# [Exercise]
Go through the records and copy each line where the word "hopeandspirit" occurs.

── Records for this exercise ──

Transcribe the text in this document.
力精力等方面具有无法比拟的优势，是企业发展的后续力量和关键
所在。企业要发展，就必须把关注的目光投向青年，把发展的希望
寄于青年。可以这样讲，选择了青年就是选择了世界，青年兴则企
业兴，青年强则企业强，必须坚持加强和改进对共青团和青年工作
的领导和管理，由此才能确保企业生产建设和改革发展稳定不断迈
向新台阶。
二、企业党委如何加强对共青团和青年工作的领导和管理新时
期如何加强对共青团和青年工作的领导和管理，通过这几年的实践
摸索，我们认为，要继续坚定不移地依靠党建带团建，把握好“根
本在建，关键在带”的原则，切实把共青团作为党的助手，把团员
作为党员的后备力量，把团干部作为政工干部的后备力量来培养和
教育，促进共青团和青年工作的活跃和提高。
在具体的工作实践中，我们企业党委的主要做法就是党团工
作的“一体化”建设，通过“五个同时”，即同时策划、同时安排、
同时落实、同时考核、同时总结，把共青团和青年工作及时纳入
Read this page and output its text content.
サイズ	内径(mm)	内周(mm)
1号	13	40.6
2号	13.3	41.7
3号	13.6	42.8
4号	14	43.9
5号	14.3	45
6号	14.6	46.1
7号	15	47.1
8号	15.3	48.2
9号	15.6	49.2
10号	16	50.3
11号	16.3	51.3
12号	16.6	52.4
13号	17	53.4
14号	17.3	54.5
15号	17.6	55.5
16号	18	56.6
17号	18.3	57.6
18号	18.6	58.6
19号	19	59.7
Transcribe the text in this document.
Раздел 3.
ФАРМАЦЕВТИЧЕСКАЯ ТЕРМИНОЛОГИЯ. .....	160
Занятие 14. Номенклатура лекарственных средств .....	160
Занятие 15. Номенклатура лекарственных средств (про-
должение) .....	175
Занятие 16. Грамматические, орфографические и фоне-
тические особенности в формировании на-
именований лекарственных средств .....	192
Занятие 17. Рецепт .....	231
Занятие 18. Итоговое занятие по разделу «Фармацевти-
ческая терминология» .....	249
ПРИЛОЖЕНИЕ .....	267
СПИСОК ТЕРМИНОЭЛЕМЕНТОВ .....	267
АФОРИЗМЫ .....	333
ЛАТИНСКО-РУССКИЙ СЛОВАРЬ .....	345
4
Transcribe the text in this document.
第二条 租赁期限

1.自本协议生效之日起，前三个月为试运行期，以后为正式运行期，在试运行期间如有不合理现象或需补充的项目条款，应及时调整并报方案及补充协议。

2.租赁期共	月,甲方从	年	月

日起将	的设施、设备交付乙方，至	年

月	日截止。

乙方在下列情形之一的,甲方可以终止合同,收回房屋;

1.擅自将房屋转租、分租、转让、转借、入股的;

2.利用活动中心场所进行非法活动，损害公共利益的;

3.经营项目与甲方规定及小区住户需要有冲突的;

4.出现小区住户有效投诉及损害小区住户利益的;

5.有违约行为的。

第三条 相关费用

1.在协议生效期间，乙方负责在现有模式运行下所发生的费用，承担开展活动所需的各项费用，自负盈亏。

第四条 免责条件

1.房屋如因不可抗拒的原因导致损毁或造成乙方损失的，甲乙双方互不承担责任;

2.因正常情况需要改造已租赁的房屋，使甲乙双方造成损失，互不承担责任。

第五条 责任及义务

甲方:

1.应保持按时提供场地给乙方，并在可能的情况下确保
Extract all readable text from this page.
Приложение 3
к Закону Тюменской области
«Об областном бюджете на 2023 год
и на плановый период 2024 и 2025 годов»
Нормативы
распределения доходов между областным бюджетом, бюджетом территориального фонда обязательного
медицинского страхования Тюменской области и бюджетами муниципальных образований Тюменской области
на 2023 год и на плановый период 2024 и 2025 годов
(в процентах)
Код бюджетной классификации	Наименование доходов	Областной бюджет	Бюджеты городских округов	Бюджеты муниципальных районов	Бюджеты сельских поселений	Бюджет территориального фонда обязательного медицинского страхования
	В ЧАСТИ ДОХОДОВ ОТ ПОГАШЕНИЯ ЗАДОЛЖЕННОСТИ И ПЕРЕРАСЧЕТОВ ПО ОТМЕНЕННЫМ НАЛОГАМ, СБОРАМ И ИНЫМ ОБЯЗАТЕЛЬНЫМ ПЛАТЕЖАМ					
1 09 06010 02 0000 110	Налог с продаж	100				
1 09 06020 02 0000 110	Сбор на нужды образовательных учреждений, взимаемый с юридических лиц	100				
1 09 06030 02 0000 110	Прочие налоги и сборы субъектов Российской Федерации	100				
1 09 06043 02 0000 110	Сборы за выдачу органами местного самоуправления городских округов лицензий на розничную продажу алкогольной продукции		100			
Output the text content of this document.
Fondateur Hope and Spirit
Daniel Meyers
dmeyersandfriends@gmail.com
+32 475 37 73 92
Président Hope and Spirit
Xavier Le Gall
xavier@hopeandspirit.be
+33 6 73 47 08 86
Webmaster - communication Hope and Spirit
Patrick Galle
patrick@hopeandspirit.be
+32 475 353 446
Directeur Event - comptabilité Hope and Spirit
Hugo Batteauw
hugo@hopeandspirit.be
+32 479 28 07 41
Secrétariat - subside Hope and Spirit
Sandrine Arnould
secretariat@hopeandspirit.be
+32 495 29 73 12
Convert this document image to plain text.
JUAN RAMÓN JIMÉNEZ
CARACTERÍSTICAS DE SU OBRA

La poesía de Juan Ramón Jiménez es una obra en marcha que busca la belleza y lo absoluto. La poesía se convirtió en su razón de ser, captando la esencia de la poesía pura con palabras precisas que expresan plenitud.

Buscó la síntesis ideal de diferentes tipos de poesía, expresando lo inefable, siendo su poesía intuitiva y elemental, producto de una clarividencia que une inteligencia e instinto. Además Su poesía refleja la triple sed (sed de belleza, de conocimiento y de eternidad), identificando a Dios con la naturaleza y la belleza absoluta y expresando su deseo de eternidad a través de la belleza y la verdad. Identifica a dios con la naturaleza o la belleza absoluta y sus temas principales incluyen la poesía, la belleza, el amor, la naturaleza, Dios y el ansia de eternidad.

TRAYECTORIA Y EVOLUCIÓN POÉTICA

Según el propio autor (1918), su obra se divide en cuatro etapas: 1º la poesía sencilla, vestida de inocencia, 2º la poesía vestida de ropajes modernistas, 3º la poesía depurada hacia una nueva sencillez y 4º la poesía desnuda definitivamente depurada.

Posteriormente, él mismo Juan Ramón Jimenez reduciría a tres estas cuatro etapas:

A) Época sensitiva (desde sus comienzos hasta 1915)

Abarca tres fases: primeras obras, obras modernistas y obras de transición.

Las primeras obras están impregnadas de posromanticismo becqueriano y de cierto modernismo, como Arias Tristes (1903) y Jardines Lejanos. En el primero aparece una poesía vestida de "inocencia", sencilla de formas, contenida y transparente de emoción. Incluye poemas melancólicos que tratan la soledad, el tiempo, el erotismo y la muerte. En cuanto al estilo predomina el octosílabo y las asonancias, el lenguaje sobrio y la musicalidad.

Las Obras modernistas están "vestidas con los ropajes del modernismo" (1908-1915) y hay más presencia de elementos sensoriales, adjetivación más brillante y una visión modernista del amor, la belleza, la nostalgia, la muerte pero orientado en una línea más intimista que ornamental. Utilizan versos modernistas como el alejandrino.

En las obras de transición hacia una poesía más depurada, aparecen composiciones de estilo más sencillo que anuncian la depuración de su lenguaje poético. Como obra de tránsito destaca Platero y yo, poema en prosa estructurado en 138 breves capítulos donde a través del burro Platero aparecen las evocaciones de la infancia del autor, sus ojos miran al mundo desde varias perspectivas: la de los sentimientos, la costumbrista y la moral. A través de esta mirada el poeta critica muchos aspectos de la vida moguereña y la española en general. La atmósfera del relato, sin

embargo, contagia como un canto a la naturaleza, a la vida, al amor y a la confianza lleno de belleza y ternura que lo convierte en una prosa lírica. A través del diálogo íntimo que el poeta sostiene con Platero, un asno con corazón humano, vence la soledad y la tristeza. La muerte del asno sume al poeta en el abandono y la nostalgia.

───

# [Answer]
xavier@hopeandspirit.be
patrick@hopeandspirit.be
hugo@hopeandspirit.be
secretariat@hopeandspirit.be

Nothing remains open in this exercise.